__Task to carry out__:
Scan the data below and pick out the lines containing the word "аварийного".

•••

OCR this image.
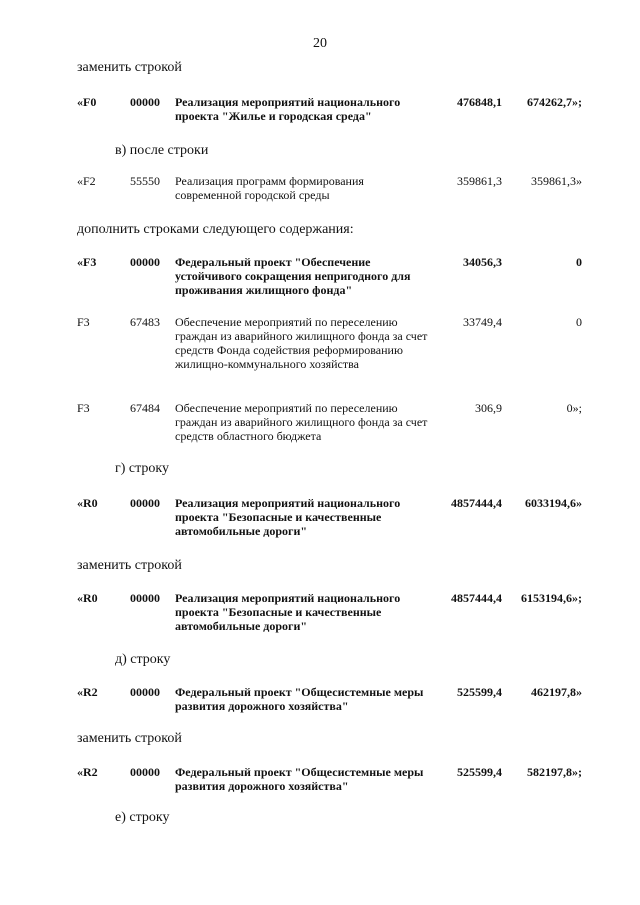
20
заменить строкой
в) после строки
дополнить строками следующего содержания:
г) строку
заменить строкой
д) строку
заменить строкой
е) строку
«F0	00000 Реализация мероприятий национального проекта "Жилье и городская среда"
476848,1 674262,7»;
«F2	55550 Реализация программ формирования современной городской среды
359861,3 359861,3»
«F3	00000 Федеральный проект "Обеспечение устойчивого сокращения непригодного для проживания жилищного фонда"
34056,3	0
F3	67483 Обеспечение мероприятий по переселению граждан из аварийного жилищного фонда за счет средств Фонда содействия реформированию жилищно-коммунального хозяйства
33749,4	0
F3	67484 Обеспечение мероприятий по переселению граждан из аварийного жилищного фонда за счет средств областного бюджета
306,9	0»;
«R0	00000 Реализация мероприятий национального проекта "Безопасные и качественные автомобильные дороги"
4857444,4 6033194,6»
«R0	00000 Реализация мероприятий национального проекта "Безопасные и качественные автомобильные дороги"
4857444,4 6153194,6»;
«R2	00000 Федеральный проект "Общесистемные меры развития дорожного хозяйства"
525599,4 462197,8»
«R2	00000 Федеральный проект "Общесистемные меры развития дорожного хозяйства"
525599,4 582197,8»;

•••

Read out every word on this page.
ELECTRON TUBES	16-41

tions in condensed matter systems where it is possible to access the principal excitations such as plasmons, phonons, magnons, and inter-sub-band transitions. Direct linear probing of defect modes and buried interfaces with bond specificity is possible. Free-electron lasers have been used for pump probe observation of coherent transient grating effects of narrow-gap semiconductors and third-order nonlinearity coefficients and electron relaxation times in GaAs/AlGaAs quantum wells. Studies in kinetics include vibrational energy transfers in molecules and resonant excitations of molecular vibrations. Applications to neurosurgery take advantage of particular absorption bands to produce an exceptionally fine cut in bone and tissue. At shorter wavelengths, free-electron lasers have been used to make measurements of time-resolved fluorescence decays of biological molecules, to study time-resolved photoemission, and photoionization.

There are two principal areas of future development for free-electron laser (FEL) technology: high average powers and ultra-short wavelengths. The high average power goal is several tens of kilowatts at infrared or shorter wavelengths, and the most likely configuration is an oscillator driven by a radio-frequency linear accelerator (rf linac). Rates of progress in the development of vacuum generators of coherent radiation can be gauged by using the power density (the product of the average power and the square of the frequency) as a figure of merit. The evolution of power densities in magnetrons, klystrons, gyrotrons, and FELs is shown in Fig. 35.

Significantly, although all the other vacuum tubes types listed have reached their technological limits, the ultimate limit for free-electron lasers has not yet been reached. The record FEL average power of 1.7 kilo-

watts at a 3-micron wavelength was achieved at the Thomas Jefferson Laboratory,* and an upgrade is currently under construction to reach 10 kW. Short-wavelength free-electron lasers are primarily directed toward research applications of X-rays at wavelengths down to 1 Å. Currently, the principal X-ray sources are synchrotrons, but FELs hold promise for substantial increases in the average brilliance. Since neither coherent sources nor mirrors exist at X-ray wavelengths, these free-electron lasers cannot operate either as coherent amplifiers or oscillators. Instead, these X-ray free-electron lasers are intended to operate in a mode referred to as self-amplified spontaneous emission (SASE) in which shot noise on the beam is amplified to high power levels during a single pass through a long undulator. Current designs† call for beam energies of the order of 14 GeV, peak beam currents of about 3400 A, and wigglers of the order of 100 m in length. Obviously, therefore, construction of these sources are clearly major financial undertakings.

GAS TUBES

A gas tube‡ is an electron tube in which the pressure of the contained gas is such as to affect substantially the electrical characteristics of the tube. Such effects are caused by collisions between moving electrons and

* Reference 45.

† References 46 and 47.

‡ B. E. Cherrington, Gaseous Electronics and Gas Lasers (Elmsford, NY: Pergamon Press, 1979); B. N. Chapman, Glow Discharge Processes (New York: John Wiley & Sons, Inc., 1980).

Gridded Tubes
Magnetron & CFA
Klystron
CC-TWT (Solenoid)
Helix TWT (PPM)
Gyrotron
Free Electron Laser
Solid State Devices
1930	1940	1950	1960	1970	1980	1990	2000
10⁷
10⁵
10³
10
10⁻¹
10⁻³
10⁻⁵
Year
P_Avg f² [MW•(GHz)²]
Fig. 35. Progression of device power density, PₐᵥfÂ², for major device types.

•••

__Output of the exercise__:
F3	67483 Обеспечение мероприятий по переселению граждан из аварийного жилищного фонда за счет средств Фонда содействия реформированию жилищно-коммунального хозяйства
F3	67484 Обеспечение мероприятий по переселению граждан из аварийного жилищного фонда за счет средств областного бюджета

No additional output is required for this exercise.